**TASK TO COMPLETE:** Go through the entries below and pick out every line with "content".

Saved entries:
******

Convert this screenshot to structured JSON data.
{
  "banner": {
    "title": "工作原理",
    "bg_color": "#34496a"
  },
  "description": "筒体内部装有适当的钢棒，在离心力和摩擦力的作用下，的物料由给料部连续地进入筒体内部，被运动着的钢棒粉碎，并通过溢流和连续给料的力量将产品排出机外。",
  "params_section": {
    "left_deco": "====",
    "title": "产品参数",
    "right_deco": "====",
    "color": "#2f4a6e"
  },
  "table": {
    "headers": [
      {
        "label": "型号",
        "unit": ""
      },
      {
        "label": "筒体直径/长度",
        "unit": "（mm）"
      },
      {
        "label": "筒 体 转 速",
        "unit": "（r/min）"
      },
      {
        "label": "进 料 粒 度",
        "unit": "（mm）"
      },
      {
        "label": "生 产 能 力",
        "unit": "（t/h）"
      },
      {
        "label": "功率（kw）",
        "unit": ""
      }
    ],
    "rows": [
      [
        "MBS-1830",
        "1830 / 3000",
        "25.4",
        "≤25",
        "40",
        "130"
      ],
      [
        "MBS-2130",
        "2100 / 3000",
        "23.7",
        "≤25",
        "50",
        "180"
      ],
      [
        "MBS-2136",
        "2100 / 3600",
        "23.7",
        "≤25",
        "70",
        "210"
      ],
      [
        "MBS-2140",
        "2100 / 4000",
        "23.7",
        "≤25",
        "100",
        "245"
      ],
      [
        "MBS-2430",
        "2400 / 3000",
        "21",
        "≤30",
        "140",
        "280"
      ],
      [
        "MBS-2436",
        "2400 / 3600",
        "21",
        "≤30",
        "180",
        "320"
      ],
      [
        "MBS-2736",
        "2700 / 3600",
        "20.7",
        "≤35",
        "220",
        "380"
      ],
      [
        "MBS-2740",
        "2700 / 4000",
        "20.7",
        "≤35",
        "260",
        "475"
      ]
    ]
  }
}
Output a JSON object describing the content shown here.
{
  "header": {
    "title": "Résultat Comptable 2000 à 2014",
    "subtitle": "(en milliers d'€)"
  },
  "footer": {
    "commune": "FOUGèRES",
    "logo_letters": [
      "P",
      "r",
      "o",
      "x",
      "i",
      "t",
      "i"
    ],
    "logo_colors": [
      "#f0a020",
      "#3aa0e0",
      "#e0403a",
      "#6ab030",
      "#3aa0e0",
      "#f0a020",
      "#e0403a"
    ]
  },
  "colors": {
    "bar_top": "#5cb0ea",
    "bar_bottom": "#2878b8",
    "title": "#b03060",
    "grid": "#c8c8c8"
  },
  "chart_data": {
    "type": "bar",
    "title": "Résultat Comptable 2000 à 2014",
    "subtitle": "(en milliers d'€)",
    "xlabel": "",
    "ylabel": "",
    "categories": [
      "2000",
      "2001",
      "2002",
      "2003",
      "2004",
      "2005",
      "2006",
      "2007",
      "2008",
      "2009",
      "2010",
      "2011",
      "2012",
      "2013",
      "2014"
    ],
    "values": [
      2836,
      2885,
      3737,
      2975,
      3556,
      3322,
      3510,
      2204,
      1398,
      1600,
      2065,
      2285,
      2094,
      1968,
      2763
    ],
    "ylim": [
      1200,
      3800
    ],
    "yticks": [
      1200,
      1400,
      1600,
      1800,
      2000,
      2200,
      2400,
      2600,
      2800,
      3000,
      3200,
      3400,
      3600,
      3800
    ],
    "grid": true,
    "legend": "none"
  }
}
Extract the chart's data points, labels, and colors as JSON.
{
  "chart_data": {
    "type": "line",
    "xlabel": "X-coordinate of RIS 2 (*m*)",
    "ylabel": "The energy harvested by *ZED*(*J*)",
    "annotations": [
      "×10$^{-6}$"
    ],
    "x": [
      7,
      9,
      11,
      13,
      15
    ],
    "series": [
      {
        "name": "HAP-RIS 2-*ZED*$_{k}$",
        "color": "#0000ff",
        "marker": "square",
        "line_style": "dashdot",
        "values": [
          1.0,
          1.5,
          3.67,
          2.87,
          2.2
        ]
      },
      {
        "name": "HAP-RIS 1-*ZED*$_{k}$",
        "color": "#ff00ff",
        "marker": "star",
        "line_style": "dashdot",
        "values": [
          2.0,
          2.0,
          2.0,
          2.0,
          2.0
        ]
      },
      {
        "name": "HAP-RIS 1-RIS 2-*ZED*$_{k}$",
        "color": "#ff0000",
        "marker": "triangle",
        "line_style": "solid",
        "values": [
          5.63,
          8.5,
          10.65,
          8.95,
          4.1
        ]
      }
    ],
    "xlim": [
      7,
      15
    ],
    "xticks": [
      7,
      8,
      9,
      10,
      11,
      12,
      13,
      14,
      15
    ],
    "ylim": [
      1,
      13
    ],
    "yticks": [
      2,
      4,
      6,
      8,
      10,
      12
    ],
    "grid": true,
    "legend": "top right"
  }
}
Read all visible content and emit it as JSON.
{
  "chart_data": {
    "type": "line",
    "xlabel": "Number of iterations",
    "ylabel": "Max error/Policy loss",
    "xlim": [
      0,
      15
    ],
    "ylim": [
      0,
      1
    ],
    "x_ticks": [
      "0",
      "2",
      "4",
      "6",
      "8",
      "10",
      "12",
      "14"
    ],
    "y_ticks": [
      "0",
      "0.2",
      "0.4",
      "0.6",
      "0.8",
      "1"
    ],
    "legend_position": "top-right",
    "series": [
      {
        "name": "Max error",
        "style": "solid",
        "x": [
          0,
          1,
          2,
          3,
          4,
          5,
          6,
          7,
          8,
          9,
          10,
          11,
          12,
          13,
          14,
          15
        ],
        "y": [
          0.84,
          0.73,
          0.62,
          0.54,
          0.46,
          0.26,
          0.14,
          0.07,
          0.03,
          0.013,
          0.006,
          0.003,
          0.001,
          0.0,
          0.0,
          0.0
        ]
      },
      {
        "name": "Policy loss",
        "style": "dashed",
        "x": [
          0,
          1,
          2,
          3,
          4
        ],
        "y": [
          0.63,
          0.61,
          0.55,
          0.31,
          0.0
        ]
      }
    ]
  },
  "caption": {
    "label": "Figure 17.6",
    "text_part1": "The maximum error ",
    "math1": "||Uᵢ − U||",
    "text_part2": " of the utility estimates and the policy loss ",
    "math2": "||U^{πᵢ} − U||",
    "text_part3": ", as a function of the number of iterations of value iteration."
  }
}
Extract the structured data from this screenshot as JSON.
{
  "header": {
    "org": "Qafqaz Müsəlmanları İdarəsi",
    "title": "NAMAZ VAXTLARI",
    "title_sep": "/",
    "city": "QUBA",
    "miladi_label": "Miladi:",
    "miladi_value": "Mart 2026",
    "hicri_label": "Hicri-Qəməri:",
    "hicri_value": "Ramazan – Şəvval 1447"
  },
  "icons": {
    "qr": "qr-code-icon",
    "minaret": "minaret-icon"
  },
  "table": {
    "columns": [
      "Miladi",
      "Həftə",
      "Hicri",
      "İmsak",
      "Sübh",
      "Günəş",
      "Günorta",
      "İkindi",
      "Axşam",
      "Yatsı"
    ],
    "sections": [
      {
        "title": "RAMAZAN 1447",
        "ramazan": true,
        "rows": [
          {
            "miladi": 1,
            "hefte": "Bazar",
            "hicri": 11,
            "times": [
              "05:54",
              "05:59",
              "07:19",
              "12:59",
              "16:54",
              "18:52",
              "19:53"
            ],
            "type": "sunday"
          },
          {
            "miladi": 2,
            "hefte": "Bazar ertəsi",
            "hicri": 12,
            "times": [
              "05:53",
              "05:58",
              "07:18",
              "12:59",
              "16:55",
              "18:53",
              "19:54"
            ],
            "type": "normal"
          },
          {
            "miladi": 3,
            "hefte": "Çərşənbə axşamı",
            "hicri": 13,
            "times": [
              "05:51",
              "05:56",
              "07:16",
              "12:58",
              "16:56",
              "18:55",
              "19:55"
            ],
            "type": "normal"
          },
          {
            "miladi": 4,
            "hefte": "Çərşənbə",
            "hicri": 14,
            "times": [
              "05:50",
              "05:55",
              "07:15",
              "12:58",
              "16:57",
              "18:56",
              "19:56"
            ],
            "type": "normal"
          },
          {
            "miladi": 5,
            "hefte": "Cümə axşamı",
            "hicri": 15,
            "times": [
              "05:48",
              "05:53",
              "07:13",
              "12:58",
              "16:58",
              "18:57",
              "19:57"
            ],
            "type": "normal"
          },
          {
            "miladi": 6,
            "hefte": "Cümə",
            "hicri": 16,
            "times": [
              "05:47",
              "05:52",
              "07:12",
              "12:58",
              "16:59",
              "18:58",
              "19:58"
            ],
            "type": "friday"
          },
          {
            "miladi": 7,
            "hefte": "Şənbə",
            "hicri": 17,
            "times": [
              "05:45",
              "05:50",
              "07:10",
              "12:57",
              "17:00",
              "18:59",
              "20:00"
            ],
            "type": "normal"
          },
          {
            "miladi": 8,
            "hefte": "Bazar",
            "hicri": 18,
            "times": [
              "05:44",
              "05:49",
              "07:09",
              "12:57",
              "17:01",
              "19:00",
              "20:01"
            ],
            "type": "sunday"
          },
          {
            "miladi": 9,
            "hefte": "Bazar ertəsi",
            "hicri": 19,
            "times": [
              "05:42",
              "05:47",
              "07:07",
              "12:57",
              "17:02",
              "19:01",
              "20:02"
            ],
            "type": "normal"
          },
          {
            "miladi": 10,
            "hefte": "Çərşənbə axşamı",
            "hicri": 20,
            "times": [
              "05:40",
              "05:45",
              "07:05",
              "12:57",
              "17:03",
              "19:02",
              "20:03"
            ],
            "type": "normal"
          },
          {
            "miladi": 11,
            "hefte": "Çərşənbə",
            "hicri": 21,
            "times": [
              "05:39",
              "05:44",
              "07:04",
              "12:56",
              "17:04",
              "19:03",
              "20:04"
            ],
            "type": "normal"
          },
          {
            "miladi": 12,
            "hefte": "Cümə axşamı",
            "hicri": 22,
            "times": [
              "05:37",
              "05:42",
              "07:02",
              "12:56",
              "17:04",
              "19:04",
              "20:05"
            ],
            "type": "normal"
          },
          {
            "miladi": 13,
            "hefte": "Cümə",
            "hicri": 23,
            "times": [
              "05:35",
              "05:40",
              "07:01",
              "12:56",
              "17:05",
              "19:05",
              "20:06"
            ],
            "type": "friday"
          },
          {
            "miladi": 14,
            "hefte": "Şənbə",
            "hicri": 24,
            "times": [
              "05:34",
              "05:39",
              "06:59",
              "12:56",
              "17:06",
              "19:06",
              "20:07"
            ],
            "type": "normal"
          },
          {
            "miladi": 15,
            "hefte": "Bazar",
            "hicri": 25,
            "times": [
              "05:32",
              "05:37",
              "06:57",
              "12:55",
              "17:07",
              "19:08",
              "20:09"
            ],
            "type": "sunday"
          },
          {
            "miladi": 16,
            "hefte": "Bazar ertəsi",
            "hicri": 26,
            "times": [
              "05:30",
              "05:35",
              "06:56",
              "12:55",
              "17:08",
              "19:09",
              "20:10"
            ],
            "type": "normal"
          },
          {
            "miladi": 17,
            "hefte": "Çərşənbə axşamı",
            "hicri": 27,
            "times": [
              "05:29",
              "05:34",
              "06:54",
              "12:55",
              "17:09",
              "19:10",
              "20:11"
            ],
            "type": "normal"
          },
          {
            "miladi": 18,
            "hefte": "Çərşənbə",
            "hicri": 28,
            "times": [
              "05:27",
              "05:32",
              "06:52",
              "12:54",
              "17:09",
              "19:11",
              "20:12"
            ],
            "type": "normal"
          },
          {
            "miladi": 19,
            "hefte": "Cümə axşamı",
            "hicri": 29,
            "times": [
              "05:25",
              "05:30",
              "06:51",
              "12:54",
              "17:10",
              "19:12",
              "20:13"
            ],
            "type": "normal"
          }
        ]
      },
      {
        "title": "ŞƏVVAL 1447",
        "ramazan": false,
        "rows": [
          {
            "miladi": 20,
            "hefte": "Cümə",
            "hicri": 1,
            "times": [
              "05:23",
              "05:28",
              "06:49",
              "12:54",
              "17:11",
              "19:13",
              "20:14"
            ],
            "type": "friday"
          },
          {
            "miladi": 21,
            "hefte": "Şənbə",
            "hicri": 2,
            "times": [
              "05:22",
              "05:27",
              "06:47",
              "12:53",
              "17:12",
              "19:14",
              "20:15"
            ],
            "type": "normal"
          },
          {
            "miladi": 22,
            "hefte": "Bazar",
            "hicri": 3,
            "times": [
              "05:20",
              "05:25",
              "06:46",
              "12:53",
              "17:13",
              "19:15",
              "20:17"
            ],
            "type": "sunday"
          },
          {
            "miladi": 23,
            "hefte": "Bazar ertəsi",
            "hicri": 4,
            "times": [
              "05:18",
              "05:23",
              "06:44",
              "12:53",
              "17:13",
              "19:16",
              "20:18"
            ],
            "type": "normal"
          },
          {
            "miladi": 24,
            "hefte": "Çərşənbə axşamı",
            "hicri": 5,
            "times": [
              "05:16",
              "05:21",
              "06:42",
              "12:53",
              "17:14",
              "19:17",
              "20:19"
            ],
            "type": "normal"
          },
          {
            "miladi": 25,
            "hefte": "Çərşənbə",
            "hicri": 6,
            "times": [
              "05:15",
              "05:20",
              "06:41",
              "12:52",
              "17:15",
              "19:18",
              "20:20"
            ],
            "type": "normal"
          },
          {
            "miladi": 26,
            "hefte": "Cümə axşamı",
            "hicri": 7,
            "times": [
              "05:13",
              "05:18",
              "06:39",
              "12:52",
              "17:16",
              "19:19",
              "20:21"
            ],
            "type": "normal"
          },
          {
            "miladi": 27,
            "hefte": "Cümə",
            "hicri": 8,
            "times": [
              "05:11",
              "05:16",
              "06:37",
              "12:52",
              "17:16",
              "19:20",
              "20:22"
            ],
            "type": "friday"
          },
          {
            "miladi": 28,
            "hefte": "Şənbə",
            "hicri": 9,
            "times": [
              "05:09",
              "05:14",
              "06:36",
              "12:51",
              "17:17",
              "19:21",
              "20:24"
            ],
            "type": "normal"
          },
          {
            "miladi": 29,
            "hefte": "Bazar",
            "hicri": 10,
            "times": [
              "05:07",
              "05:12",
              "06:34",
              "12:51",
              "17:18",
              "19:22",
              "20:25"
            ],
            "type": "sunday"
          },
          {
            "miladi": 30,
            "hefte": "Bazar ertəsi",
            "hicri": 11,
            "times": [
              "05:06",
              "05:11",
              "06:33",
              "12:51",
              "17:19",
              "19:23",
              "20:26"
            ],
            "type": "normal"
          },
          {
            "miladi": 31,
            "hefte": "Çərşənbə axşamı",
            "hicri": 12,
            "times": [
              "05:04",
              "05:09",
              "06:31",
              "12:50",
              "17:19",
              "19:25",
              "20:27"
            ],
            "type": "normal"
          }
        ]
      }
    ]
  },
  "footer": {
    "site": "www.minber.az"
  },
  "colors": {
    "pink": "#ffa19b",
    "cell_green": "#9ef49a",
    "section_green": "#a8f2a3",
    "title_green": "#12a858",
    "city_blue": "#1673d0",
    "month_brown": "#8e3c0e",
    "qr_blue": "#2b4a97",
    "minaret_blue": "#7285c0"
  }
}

******

**COMPLETED TASK:**
Output a JSON object describing the content shown here.
Read all visible content and emit it as JSON.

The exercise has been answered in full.